• **Exercise description**
Produce the listing below again, exactly as shown.

── Dataset entries ──

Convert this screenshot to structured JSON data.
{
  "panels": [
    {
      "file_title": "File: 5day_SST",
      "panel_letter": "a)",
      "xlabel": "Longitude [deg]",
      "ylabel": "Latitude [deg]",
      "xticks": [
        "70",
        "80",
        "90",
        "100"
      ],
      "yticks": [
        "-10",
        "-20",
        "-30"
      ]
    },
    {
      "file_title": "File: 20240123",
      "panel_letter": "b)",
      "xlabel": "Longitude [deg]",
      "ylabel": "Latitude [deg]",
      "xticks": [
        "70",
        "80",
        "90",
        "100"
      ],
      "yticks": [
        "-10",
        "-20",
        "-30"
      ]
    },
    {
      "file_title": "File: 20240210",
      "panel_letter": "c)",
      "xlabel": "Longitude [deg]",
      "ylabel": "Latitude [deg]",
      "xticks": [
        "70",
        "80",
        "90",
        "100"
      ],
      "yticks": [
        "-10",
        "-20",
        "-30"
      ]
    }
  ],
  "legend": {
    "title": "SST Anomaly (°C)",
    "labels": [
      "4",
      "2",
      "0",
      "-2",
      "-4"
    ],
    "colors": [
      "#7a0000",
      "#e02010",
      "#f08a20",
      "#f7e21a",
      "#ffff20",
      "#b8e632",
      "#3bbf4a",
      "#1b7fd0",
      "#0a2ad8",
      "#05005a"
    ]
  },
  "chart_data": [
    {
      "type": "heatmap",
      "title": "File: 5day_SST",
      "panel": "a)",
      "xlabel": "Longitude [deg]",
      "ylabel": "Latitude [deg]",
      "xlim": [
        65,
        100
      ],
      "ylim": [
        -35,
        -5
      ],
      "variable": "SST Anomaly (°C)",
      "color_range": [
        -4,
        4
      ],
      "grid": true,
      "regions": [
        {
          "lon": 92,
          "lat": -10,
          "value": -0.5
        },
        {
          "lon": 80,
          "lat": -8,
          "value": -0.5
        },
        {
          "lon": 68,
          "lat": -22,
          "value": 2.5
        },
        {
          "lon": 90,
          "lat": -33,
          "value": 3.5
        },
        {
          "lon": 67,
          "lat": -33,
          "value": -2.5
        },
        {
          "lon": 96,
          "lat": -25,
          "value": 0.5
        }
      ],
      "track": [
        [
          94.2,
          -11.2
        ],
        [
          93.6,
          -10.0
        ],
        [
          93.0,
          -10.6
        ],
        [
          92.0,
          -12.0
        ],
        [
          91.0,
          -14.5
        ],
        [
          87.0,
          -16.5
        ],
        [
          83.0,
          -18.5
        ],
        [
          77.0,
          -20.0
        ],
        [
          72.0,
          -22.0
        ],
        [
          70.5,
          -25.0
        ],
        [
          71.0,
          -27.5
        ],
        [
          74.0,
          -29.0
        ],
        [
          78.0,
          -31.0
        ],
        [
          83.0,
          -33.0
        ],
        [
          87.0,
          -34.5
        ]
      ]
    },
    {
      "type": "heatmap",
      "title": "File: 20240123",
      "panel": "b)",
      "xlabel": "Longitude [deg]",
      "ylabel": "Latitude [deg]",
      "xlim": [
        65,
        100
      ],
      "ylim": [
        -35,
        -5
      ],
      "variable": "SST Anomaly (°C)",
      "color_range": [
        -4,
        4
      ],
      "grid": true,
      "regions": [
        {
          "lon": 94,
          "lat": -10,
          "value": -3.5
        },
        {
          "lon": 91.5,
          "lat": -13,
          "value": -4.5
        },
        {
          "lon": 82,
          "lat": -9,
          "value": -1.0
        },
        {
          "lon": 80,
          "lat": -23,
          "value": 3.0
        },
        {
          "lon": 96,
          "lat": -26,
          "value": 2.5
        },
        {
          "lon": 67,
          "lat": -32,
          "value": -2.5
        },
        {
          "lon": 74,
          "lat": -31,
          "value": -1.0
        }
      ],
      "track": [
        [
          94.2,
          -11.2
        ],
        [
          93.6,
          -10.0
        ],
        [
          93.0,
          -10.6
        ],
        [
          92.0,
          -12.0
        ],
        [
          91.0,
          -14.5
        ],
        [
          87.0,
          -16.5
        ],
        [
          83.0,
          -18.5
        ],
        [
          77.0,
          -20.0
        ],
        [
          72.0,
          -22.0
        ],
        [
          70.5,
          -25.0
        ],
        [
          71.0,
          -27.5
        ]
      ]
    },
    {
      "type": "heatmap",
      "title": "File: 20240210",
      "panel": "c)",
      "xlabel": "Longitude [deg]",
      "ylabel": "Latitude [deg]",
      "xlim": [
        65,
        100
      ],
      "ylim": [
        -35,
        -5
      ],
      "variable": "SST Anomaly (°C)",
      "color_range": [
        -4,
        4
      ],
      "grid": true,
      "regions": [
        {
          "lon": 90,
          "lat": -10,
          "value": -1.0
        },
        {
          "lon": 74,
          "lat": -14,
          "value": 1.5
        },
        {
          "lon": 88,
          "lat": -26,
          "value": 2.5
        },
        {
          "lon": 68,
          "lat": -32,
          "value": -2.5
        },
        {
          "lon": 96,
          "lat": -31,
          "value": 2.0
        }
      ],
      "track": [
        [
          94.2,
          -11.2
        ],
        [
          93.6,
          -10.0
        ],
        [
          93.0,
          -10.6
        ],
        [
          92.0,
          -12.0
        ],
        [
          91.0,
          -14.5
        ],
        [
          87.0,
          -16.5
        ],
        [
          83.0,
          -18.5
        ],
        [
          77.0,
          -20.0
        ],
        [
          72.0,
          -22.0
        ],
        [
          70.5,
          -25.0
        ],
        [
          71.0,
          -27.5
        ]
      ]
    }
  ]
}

───

• **Final result**
Convert this screenshot to structured JSON data.
{
  "panels": [
    {
      "file_title": "File: 5day_SST",
      "panel_letter": "a)",
      "xlabel": "Longitude [deg]",
      "ylabel": "Latitude [deg]",
      "xticks": [
        "70",
        "80",
        "90",
        "100"
      ],
      "yticks": [
        "-10",
        "-20",
        "-30"
      ]
    },
    {
      "file_title": "File: 20240123",
      "panel_letter": "b)",
      "xlabel": "Longitude [deg]",
      "ylabel": "Latitude [deg]",
      "xticks": [
        "70",
        "80",
        "90",
        "100"
      ],
      "yticks": [
        "-10",
        "-20",
        "-30"
      ]
    },
    {
      "file_title": "File: 20240210",
      "panel_letter": "c)",
      "xlabel": "Longitude [deg]",
      "ylabel": "Latitude [deg]",
      "xticks": [
        "70",
        "80",
        "90",
        "100"
      ],
      "yticks": [
        "-10",
        "-20",
        "-30"
      ]
    }
  ],
  "legend": {
    "title": "SST Anomaly (°C)",
    "labels": [
      "4",
      "2",
      "0",
      "-2",
      "-4"
    ],
    "colors": [
      "#7a0000",
      "#e02010",
      "#f08a20",
      "#f7e21a",
      "#ffff20",
      "#b8e632",
      "#3bbf4a",
      "#1b7fd0",
      "#0a2ad8",
      "#05005a"
    ]
  },
  "chart_data": [
    {
      "type": "heatmap",
      "title": "File: 5day_SST",
      "panel": "a)",
      "xlabel": "Longitude [deg]",
      "ylabel": "Latitude [deg]",
      "xlim": [
        65,
        100
      ],
      "ylim": [
        -35,
        -5
      ],
      "variable": "SST Anomaly (°C)",
      "color_range": [
        -4,
        4
      ],
      "grid": true,
      "regions": [
        {
          "lon": 92,
          "lat": -10,
          "value": -0.5
        },
        {
          "lon": 80,
          "lat": -8,
          "value": -0.5
        },
        {
          "lon": 68,
          "lat": -22,
          "value": 2.5
        },
        {
          "lon": 90,
          "lat": -33,
          "value": 3.5
        },
        {
          "lon": 67,
          "lat": -33,
          "value": -2.5
        },
        {
          "lon": 96,
          "lat": -25,
          "value": 0.5
        }
      ],
      "track": [
        [
          94.2,
          -11.2
        ],
        [
          93.6,
          -10.0
        ],
        [
          93.0,
          -10.6
        ],
        [
          92.0,
          -12.0
        ],
        [
          91.0,
          -14.5
        ],
        [
          87.0,
          -16.5
        ],
        [
          83.0,
          -18.5
        ],
        [
          77.0,
          -20.0
        ],
        [
          72.0,
          -22.0
        ],
        [
          70.5,
          -25.0
        ],
        [
          71.0,
          -27.5
        ],
        [
          74.0,
          -29.0
        ],
        [
          78.0,
          -31.0
        ],
        [
          83.0,
          -33.0
        ],
        [
          87.0,
          -34.5
        ]
      ]
    },
    {
      "type": "heatmap",
      "title": "File: 20240123",
      "panel": "b)",
      "xlabel": "Longitude [deg]",
      "ylabel": "Latitude [deg]",
      "xlim": [
        65,
        100
      ],
      "ylim": [
        -35,
        -5
      ],
      "variable": "SST Anomaly (°C)",
      "color_range": [
        -4,
        4
      ],
      "grid": true,
      "regions": [
        {
          "lon": 94,
          "lat": -10,
          "value": -3.5
        },
        {
          "lon": 91.5,
          "lat": -13,
          "value": -4.5
        },
        {
          "lon": 82,
          "lat": -9,
          "value": -1.0
        },
        {
          "lon": 80,
          "lat": -23,
          "value": 3.0
        },
        {
          "lon": 96,
          "lat": -26,
          "value": 2.5
        },
        {
          "lon": 67,
          "lat": -32,
          "value": -2.5
        },
        {
          "lon": 74,
          "lat": -31,
          "value": -1.0
        }
      ],
      "track": [
        [
          94.2,
          -11.2
        ],
        [
          93.6,
          -10.0
        ],
        [
          93.0,
          -10.6
        ],
        [
          92.0,
          -12.0
        ],
        [
          91.0,
          -14.5
        ],
        [
          87.0,
          -16.5
        ],
        [
          83.0,
          -18.5
        ],
        [
          77.0,
          -20.0
        ],
        [
          72.0,
          -22.0
        ],
        [
          70.5,
          -25.0
        ],
        [
          71.0,
          -27.5
        ]
      ]
    },
    {
      "type": "heatmap",
      "title": "File: 20240210",
      "panel": "c)",
      "xlabel": "Longitude [deg]",
      "ylabel": "Latitude [deg]",
      "xlim": [
        65,
        100
      ],
      "ylim": [
        -35,
        -5
      ],
      "variable": "SST Anomaly (°C)",
      "color_range": [
        -4,
        4
      ],
      "grid": true,
      "regions": [
        {
          "lon": 90,
          "lat": -10,
          "value": -1.0
        },
        {
          "lon": 74,
          "lat": -14,
          "value": 1.5
        },
        {
          "lon": 88,
          "lat": -26,
          "value": 2.5
        },
        {
          "lon": 68,
          "lat": -32,
          "value": -2.5
        },
        {
          "lon": 96,
          "lat": -31,
          "value": 2.0
        }
      ],
      "track": [
        [
          94.2,
          -11.2
        ],
        [
          93.6,
          -10.0
        ],
        [
          93.0,
          -10.6
        ],
        [
          92.0,
          -12.0
        ],
        [
          91.0,
          -14.5
        ],
        [
          87.0,
          -16.5
        ],
        [
          83.0,
          -18.5
        ],
        [
          77.0,
          -20.0
        ],
        [
          72.0,
          -22.0
        ],
        [
          70.5,
          -25.0
        ],
        [
          71.0,
          -27.5
        ]
      ]
    }
  ]
}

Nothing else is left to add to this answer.